### Directions for this task
Across the listing below, how many lines hold "Условные"? Reply with the number by itself.

================

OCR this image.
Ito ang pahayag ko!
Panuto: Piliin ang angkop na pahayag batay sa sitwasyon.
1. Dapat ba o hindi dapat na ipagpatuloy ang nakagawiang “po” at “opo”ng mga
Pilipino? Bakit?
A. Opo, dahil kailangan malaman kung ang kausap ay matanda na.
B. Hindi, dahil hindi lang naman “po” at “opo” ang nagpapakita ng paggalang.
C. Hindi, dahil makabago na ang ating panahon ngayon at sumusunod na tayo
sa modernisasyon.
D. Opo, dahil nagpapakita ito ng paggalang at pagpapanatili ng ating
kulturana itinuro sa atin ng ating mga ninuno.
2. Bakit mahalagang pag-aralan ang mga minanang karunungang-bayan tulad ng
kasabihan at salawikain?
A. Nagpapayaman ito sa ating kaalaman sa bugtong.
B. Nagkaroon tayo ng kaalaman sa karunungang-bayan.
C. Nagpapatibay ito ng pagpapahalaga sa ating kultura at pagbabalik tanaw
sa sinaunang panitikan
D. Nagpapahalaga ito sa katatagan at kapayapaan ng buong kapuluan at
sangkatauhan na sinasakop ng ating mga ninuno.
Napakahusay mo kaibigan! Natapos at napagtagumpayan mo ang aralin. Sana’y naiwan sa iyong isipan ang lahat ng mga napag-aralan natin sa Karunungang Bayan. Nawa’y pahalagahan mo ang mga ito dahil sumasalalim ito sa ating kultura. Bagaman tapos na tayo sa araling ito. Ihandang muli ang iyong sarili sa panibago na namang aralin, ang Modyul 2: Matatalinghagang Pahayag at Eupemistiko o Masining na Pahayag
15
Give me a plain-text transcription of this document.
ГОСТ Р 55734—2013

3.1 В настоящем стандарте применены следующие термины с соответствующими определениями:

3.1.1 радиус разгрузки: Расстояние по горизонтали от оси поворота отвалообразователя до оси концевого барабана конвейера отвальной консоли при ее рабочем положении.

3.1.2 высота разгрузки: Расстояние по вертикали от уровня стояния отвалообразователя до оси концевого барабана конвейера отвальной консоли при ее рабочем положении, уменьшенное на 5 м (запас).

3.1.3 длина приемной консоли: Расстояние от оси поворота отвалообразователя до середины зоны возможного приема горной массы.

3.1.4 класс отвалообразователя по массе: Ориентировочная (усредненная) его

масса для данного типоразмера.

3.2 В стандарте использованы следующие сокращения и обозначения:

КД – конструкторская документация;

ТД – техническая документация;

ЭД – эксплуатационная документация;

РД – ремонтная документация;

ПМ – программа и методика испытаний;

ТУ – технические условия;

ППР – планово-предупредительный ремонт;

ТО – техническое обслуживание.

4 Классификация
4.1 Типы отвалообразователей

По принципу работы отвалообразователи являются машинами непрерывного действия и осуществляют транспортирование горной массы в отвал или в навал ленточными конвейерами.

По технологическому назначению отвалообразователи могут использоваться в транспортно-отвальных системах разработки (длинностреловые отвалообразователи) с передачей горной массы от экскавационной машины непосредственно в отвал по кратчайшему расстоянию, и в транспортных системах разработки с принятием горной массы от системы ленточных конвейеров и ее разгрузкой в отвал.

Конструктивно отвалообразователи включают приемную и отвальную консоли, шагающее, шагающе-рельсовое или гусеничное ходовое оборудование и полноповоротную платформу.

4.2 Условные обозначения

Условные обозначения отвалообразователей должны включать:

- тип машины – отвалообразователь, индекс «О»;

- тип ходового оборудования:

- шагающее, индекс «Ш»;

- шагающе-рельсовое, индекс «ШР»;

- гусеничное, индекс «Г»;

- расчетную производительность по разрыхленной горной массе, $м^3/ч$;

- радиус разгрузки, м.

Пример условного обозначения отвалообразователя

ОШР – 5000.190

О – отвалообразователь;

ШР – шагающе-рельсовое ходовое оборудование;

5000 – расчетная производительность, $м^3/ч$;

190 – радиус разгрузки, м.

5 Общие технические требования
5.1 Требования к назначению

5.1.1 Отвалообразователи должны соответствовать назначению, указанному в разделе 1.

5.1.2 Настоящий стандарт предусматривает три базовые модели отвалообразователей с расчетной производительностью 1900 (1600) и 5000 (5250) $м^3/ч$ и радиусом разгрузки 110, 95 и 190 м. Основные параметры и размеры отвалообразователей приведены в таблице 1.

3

================

### Response to the task
2